TO DO: Filter this data down to the lines that hold "сократилась", and copy them.

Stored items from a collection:
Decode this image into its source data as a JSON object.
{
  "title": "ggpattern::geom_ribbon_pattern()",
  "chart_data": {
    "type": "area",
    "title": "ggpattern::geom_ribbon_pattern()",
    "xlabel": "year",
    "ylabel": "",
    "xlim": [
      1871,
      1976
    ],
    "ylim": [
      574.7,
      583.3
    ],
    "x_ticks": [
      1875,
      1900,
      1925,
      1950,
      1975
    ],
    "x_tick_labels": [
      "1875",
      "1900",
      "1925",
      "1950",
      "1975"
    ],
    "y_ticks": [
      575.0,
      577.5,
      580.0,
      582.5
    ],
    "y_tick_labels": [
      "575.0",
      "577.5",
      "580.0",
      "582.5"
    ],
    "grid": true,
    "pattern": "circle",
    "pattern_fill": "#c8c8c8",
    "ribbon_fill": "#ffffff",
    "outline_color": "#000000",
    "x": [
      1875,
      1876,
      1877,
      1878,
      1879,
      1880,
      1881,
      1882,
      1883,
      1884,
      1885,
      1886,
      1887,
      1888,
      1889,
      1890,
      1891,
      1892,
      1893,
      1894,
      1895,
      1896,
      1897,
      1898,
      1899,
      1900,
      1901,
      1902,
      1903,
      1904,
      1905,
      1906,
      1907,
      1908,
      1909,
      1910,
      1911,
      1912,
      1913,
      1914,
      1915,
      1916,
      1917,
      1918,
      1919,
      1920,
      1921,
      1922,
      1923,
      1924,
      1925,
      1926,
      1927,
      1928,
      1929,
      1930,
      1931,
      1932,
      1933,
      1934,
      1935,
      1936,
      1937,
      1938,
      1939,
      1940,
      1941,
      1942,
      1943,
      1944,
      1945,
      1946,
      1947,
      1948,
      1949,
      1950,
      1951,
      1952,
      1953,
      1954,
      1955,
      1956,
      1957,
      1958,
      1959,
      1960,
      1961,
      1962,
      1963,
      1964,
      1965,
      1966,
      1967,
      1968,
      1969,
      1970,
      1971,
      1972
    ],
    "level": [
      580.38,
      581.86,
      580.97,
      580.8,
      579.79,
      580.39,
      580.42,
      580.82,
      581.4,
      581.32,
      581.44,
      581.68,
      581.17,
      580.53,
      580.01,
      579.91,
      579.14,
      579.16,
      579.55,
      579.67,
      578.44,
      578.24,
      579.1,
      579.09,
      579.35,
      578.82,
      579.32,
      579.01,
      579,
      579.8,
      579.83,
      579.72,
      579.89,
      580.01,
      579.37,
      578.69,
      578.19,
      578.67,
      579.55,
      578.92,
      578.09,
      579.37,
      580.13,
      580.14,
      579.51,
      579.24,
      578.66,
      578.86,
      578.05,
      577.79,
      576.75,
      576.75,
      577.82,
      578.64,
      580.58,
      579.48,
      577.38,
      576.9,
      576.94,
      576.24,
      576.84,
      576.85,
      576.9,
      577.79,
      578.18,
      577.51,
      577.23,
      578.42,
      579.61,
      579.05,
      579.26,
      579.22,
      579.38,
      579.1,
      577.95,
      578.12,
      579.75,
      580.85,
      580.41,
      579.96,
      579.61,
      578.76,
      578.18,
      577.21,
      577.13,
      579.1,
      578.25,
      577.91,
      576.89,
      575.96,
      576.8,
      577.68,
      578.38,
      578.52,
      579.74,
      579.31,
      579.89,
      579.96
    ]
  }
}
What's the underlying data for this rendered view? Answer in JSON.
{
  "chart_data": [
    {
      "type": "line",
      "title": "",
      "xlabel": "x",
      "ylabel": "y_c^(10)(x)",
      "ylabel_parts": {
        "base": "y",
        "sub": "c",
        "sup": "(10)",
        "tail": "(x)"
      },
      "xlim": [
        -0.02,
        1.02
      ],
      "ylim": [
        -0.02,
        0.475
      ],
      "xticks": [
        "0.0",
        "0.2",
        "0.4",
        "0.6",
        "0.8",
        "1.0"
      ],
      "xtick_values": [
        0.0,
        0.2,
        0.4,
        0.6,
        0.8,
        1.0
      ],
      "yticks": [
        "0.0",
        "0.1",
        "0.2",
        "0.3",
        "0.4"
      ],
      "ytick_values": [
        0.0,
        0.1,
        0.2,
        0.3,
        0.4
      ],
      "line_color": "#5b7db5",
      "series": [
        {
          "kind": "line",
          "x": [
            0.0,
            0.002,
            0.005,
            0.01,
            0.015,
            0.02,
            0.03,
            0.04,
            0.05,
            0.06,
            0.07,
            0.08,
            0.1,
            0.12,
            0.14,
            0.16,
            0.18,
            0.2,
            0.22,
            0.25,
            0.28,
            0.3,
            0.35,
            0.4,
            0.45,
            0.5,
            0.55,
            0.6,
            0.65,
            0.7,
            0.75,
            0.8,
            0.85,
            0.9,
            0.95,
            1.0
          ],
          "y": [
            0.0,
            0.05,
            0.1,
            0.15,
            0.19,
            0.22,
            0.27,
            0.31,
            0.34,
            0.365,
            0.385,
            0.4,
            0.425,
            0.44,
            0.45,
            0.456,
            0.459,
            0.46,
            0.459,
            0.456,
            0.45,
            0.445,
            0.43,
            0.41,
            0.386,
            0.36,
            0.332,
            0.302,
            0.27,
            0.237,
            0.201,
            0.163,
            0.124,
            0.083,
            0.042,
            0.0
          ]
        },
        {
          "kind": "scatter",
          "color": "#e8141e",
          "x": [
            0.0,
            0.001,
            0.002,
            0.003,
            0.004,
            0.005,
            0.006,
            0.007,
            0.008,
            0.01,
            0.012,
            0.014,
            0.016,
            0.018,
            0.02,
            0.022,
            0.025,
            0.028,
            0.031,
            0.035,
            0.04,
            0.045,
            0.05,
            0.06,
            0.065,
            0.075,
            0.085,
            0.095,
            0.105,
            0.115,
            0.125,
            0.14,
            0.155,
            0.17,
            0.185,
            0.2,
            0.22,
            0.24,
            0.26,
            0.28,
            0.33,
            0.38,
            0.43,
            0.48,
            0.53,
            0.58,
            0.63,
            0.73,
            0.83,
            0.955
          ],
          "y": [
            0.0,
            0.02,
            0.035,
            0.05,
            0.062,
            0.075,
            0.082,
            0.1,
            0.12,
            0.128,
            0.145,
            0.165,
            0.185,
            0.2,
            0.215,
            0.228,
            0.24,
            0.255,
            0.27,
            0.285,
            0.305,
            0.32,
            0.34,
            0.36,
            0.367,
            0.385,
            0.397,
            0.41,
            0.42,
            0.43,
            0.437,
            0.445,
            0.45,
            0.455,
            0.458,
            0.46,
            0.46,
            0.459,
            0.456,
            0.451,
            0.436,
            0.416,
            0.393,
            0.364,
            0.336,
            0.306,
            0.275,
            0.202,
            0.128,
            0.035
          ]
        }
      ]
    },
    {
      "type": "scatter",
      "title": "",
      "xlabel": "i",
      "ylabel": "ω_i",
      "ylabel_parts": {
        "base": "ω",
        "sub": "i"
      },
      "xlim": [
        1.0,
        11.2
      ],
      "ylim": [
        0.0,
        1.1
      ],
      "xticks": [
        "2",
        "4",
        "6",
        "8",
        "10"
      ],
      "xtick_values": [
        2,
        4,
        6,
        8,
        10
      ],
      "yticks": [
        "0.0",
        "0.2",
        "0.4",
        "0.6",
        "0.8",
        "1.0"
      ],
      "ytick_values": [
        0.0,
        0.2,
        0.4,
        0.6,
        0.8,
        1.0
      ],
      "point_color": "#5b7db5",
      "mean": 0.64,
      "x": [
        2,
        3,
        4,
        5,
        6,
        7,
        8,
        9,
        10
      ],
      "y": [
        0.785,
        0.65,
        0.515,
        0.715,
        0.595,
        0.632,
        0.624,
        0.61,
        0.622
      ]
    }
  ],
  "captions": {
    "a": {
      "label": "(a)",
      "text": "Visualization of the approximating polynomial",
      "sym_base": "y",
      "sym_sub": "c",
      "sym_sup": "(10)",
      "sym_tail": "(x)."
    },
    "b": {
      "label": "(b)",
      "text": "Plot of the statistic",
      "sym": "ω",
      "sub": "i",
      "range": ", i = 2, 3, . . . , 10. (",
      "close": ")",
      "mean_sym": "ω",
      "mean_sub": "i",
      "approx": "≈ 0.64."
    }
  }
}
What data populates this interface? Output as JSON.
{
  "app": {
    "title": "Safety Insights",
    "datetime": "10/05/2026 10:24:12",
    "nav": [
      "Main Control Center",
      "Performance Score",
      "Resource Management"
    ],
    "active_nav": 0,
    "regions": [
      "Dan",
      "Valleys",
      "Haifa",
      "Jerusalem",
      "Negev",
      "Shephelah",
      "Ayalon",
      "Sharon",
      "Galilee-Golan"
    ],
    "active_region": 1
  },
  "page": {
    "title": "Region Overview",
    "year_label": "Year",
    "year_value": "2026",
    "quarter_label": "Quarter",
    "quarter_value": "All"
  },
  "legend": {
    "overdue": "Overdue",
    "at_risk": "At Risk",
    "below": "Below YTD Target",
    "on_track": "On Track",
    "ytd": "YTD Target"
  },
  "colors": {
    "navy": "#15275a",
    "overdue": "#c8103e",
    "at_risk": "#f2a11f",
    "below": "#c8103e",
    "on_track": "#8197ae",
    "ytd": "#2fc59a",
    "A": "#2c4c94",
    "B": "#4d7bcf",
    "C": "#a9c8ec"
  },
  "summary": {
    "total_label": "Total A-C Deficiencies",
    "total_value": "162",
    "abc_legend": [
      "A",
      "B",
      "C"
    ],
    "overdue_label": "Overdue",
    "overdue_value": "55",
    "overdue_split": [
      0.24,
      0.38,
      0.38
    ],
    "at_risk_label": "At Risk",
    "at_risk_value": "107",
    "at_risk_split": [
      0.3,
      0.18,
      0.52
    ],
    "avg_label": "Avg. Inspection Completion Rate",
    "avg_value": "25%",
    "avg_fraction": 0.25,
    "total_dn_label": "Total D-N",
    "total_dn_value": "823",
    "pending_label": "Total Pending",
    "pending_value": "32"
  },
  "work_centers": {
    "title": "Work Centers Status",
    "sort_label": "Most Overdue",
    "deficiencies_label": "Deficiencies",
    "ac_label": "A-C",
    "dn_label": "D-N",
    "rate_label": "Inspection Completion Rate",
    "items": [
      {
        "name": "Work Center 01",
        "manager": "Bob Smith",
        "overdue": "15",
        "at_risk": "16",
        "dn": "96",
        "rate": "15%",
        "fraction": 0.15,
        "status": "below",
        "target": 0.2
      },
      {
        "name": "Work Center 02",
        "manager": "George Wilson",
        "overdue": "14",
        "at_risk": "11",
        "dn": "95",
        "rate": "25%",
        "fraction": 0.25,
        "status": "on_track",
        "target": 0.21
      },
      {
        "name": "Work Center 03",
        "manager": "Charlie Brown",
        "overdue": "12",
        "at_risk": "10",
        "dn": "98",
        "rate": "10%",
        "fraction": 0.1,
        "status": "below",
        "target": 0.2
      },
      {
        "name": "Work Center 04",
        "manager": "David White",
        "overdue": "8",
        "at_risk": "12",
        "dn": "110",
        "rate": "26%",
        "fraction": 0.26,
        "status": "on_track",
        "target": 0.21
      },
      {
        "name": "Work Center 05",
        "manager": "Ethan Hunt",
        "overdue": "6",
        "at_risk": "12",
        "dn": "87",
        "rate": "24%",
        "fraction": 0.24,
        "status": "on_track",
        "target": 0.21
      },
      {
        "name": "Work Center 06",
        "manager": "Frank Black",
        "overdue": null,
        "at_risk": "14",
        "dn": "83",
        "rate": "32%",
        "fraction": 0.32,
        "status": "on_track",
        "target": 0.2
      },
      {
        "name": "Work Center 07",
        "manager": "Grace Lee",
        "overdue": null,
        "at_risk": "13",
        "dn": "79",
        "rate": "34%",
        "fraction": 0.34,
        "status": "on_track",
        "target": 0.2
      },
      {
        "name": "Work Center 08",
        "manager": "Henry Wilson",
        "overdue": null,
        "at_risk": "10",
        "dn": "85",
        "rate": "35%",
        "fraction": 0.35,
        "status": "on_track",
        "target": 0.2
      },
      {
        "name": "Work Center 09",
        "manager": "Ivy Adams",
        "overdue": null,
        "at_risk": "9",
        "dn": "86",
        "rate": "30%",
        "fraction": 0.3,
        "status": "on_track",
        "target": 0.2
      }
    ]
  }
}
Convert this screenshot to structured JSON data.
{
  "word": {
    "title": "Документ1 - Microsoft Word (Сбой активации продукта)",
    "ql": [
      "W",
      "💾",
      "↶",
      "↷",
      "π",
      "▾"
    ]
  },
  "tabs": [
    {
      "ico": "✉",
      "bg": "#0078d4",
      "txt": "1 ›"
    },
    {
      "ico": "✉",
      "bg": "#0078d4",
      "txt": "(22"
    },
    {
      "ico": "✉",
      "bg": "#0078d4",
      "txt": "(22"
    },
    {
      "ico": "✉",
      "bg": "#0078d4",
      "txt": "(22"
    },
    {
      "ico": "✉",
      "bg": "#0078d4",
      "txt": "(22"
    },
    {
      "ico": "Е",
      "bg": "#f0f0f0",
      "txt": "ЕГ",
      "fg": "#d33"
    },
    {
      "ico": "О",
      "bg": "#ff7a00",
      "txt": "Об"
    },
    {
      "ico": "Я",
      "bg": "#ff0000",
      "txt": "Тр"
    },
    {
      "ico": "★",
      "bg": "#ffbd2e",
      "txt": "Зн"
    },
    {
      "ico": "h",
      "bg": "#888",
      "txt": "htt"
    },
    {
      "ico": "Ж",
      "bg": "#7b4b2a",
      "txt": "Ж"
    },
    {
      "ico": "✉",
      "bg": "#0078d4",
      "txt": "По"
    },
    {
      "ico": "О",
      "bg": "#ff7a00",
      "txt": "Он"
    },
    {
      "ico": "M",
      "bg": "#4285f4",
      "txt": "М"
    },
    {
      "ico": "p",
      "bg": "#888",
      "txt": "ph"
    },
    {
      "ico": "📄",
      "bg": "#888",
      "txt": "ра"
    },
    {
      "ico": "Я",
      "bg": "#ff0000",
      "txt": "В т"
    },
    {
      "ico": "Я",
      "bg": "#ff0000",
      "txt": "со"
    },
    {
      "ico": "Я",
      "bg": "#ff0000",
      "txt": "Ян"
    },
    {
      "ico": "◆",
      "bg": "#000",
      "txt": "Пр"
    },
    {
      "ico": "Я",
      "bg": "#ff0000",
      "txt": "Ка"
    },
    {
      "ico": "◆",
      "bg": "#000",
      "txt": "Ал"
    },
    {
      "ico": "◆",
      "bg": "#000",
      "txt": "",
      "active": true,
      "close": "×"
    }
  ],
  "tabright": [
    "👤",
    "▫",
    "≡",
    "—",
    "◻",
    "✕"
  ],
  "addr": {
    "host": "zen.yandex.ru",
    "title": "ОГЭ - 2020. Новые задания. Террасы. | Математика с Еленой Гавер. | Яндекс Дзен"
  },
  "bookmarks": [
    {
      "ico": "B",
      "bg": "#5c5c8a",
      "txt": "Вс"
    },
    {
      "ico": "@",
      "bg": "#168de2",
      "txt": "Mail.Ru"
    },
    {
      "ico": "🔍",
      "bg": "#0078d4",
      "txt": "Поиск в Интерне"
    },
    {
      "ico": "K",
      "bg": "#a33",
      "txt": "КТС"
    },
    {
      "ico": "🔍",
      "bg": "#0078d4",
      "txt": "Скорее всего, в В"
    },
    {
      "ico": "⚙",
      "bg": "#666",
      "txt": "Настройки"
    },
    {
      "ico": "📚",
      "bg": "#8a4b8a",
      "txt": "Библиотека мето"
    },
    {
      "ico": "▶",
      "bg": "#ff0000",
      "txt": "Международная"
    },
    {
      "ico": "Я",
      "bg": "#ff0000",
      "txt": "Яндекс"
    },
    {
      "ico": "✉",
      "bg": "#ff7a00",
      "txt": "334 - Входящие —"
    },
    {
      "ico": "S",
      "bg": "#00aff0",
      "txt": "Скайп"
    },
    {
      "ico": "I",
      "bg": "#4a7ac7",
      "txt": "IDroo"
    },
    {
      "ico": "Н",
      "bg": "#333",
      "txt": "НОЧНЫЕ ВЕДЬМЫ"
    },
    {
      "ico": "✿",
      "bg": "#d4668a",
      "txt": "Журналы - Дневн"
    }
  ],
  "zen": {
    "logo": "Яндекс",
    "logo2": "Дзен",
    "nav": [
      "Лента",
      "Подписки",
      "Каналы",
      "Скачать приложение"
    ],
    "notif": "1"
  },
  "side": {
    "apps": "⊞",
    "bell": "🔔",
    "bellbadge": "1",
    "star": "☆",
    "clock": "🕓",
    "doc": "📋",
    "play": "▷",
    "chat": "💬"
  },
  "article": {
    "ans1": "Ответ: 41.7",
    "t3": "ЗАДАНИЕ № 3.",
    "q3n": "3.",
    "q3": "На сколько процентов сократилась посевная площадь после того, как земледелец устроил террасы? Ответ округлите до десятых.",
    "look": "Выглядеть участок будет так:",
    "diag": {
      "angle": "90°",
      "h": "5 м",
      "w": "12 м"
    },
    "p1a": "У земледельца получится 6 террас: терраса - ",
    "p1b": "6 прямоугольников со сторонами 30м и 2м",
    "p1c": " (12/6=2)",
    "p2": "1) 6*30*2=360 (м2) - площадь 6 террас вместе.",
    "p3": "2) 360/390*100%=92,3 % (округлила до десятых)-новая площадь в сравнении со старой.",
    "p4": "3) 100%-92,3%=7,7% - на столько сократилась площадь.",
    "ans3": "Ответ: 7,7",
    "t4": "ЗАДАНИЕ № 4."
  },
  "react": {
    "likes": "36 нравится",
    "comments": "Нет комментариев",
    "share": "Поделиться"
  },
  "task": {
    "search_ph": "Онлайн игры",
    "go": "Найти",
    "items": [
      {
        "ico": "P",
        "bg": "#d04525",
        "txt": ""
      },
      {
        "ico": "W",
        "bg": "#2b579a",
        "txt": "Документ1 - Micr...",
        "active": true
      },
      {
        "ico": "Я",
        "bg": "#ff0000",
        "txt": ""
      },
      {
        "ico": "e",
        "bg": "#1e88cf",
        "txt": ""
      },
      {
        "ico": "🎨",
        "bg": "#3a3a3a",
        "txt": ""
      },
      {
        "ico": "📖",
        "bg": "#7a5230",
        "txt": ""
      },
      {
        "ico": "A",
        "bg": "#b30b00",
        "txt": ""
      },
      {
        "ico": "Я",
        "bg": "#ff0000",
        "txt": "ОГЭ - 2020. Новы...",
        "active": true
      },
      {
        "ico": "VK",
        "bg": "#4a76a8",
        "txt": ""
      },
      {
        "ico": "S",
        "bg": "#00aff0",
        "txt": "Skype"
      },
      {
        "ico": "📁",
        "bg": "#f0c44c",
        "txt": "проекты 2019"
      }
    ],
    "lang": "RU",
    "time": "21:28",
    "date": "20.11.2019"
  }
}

EXERCISE RESULT:
    "q3": "На сколько процентов сократилась посевная площадь после того, как земледелец устроил террасы? Ответ округлите до десятых.",
    "p4": "3) 100%-92,3%=7,7% - на столько сократилась площадь.",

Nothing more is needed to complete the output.